Figure contents as structured data:
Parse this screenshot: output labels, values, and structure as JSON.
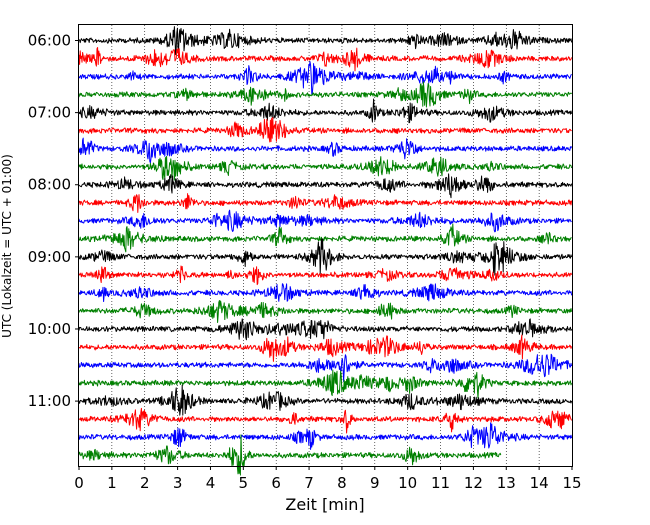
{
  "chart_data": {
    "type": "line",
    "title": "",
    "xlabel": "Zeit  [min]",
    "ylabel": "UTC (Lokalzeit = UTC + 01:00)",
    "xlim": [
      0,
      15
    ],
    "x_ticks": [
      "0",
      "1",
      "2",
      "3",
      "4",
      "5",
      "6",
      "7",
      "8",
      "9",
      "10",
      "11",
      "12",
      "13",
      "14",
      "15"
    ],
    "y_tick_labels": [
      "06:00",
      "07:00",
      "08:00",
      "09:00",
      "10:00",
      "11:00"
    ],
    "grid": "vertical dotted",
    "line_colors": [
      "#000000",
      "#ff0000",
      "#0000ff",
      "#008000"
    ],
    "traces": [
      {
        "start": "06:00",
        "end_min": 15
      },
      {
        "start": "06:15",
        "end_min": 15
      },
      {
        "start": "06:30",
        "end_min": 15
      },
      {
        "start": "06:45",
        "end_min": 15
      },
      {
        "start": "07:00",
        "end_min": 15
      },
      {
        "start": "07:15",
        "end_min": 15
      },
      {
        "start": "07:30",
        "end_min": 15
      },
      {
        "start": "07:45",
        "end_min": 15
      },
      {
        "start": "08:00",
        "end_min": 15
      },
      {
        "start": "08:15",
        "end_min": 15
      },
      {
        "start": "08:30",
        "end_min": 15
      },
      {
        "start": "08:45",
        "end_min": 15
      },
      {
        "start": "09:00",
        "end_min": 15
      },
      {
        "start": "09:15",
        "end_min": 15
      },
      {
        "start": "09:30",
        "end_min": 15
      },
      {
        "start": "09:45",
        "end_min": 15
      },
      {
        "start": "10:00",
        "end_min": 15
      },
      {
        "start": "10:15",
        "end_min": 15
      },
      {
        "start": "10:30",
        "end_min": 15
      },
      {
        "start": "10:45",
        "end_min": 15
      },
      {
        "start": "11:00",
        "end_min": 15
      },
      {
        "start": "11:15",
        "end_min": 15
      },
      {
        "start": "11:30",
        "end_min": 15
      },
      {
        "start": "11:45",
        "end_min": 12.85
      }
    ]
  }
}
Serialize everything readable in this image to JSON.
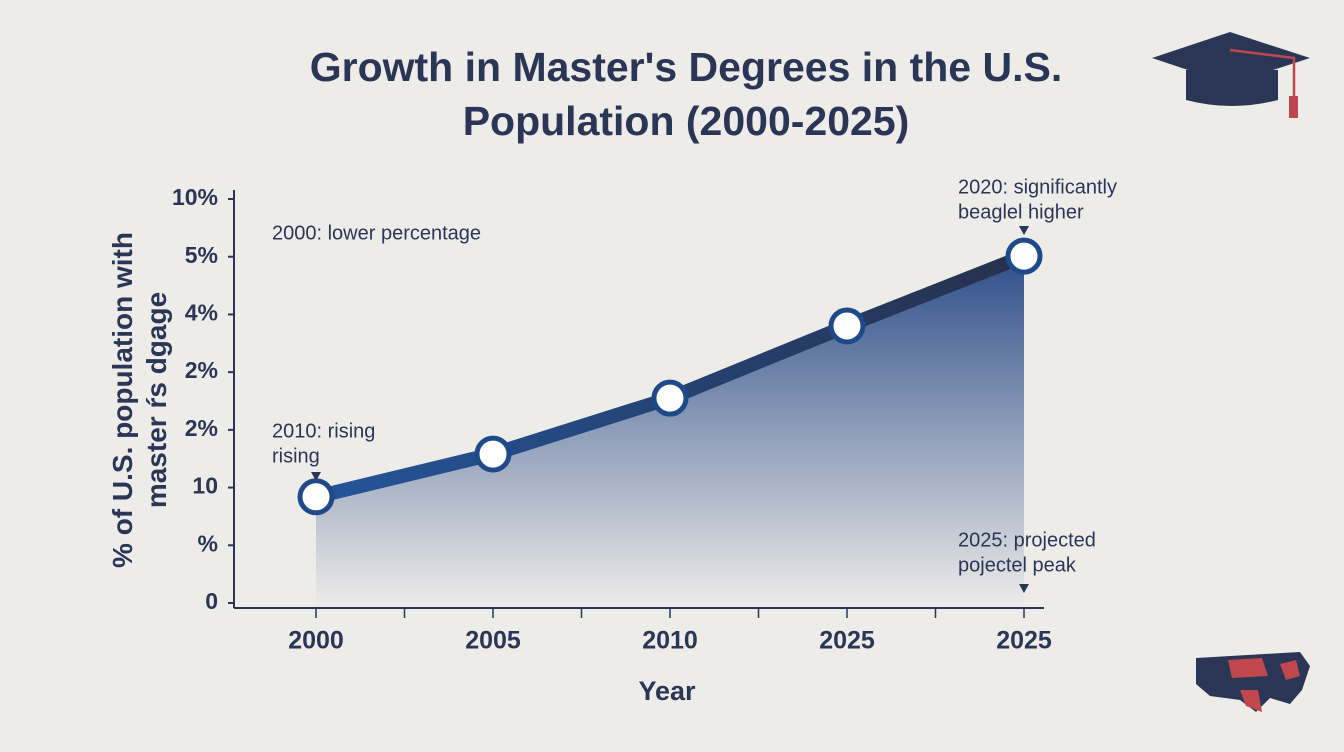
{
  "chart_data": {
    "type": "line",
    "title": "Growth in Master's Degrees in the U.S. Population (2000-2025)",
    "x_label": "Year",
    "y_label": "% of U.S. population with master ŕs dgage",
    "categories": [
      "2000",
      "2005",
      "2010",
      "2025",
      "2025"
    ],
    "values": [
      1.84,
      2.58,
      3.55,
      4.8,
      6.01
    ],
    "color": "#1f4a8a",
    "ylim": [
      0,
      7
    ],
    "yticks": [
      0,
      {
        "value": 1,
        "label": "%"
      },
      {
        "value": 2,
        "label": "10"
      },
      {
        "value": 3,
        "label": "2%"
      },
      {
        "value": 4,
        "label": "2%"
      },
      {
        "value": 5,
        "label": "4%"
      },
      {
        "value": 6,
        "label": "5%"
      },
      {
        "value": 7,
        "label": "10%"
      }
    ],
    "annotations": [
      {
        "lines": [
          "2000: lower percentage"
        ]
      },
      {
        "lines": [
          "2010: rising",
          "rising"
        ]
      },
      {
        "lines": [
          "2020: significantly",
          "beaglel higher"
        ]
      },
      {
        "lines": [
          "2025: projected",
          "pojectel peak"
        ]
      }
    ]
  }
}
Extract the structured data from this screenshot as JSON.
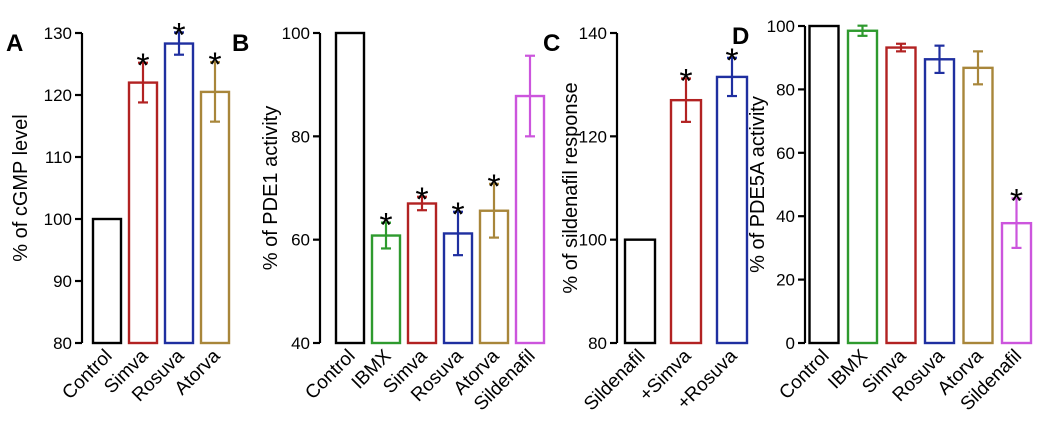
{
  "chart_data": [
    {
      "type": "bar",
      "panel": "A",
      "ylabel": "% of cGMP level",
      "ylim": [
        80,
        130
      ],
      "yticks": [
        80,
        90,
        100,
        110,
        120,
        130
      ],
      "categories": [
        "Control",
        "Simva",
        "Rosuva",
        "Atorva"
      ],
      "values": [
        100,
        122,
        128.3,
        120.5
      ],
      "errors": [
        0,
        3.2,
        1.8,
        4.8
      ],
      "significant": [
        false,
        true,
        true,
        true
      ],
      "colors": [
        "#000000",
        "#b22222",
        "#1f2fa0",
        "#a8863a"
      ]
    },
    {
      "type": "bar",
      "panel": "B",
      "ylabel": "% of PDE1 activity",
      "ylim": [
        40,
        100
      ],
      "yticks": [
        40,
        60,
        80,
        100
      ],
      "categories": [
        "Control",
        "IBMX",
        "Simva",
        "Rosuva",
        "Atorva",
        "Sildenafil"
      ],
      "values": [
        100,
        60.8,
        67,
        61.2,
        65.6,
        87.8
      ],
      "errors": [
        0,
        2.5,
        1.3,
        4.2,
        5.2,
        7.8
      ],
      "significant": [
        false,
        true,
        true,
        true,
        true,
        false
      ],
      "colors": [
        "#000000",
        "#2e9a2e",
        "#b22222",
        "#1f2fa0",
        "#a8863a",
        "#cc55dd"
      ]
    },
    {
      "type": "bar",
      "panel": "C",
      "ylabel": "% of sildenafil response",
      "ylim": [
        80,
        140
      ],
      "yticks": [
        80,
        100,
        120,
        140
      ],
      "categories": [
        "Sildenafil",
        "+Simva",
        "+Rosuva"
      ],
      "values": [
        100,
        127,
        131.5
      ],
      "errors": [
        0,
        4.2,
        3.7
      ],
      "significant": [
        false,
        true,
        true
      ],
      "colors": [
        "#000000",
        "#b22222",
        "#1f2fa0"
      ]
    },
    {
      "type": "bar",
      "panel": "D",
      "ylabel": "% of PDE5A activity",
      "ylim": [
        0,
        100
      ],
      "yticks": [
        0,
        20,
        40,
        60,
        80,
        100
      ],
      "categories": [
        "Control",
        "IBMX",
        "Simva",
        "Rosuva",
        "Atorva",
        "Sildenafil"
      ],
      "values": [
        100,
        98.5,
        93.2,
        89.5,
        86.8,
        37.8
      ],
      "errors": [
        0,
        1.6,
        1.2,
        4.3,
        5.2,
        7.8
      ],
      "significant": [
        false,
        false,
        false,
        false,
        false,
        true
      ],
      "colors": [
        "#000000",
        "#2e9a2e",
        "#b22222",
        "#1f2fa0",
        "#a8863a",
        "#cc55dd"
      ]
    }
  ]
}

**WHAT IS EXPECTED**
Reproduce the listing above exactly, excluding all pictures.

**RIGHT ANSWER**
Parse this screenshot: output labels, values, and structure as JSON.
{
  "chart_data": {
    "type": "line",
    "title": "",
    "xlabel": "Zeit  [min]",
    "ylabel": "UTC (Lokalzeit = UTC + 01:00)",
    "xlim": [
      0,
      15
    ],
    "x_ticks": [
      "0",
      "1",
      "2",
      "3",
      "4",
      "5",
      "6",
      "7",
      "8",
      "9",
      "10",
      "11",
      "12",
      "13",
      "14",
      "15"
    ],
    "y_tick_labels": [
      "06:00",
      "07:00",
      "08:00",
      "09:00",
      "10:00",
      "11:00"
    ],
    "grid": "vertical dotted",
    "line_colors": [
      "#000000",
      "#ff0000",
      "#0000ff",
      "#008000"
    ],
    "traces": [
      {
        "start": "06:00",
        "end_min": 15
      },
      {
        "start": "06:15",
        "end_min": 15
      },
      {
        "start": "06:30",
        "end_min": 15
      },
      {
        "start": "06:45",
        "end_min": 15
      },
      {
        "start": "07:00",
        "end_min": 15
      },
      {
        "start": "07:15",
        "end_min": 15
      },
      {
        "start": "07:30",
        "end_min": 15
      },
      {
        "start": "07:45",
        "end_min": 15
      },
      {
        "start": "08:00",
        "end_min": 15
      },
      {
        "start": "08:15",
        "end_min": 15
      },
      {
        "start": "08:30",
        "end_min": 15
      },
      {
        "start": "08:45",
        "end_min": 15
      },
      {
        "start": "09:00",
        "end_min": 15
      },
      {
        "start": "09:15",
        "end_min": 15
      },
      {
        "start": "09:30",
        "end_min": 15
      },
      {
        "start": "09:45",
        "end_min": 15
      },
      {
        "start": "10:00",
        "end_min": 15
      },
      {
        "start": "10:15",
        "end_min": 15
      },
      {
        "start": "10:30",
        "end_min": 15
      },
      {
        "start": "10:45",
        "end_min": 15
      },
      {
        "start": "11:00",
        "end_min": 15
      },
      {
        "start": "11:15",
        "end_min": 15
      },
      {
        "start": "11:30",
        "end_min": 15
      },
      {
        "start": "11:45",
        "end_min": 12.85
      }
    ]
  }
}
Serialize everything readable in this image to JSON.
{
  "chart_data": {
    "type": "line",
    "title": "Growth in Master's Degrees in the U.S. Population (2000-2025)",
    "x_label": "Year",
    "y_label": "% of U.S. population with master ŕs dgage",
    "categories": [
      "2000",
      "2005",
      "2010",
      "2025",
      "2025"
    ],
    "values": [
      1.84,
      2.58,
      3.55,
      4.8,
      6.01
    ],
    "color": "#1f4a8a",
    "ylim": [
      0,
      7
    ],
    "yticks": [
      0,
      {
        "value": 1,
        "label": "%"
      },
      {
        "value": 2,
        "label": "10"
      },
      {
        "value": 3,
        "label": "2%"
      },
      {
        "value": 4,
        "label": "2%"
      },
      {
        "value": 5,
        "label": "4%"
      },
      {
        "value": 6,
        "label": "5%"
      },
      {
        "value": 7,
        "label": "10%"
      }
    ],
    "annotations": [
      {
        "lines": [
          "2000: lower percentage"
        ]
      },
      {
        "lines": [
          "2010: rising",
          "rising"
        ]
      },
      {
        "lines": [
          "2020: significantly",
          "beaglel higher"
        ]
      },
      {
        "lines": [
          "2025: projected",
          "pojectel peak"
        ]
      }
    ]
  }
}
Extract the structured data from this screenshot as JSON.
{
  "chart_data": [
    {
      "type": "bar",
      "panel": "A",
      "ylabel": "% of cGMP level",
      "ylim": [
        80,
        130
      ],
      "yticks": [
        80,
        90,
        100,
        110,
        120,
        130
      ],
      "categories": [
        "Control",
        "Simva",
        "Rosuva",
        "Atorva"
      ],
      "values": [
        100,
        122,
        128.3,
        120.5
      ],
      "errors": [
        0,
        3.2,
        1.8,
        4.8
      ],
      "significant": [
        false,
        true,
        true,
        true
      ],
      "colors": [
        "#000000",
        "#b22222",
        "#1f2fa0",
        "#a8863a"
      ]
    },
    {
      "type": "bar",
      "panel": "B",
      "ylabel": "% of PDE1 activity",
      "ylim": [
        40,
        100
      ],
      "yticks": [
        40,
        60,
        80,
        100
      ],
      "categories": [
        "Control",
        "IBMX",
        "Simva",
        "Rosuva",
        "Atorva",
        "Sildenafil"
      ],
      "values": [
        100,
        60.8,
        67,
        61.2,
        65.6,
        87.8
      ],
      "errors": [
        0,
        2.5,
        1.3,
        4.2,
        5.2,
        7.8
      ],
      "significant": [
        false,
        true,
        true,
        true,
        true,
        false
      ],
      "colors": [
        "#000000",
        "#2e9a2e",
        "#b22222",
        "#1f2fa0",
        "#a8863a",
        "#cc55dd"
      ]
    },
    {
      "type": "bar",
      "panel": "C",
      "ylabel": "% of sildenafil response",
      "ylim": [
        80,
        140
      ],
      "yticks": [
        80,
        100,
        120,
        140
      ],
      "categories": [
        "Sildenafil",
        "+Simva",
        "+Rosuva"
      ],
      "values": [
        100,
        127,
        131.5
      ],
      "errors": [
        0,
        4.2,
        3.7
      ],
      "significant": [
        false,
        true,
        true
      ],
      "colors": [
        "#000000",
        "#b22222",
        "#1f2fa0"
      ]
    },
    {
      "type": "bar",
      "panel": "D",
      "ylabel": "% of PDE5A activity",
      "ylim": [
        0,
        100
      ],
      "yticks": [
        0,
        20,
        40,
        60,
        80,
        100
      ],
      "categories": [
        "Control",
        "IBMX",
        "Simva",
        "Rosuva",
        "Atorva",
        "Sildenafil"
      ],
      "values": [
        100,
        98.5,
        93.2,
        89.5,
        86.8,
        37.8
      ],
      "errors": [
        0,
        1.6,
        1.2,
        4.3,
        5.2,
        7.8
      ],
      "significant": [
        false,
        false,
        false,
        false,
        false,
        true
      ],
      "colors": [
        "#000000",
        "#2e9a2e",
        "#b22222",
        "#1f2fa0",
        "#a8863a",
        "#cc55dd"
      ]
    }
  ]
}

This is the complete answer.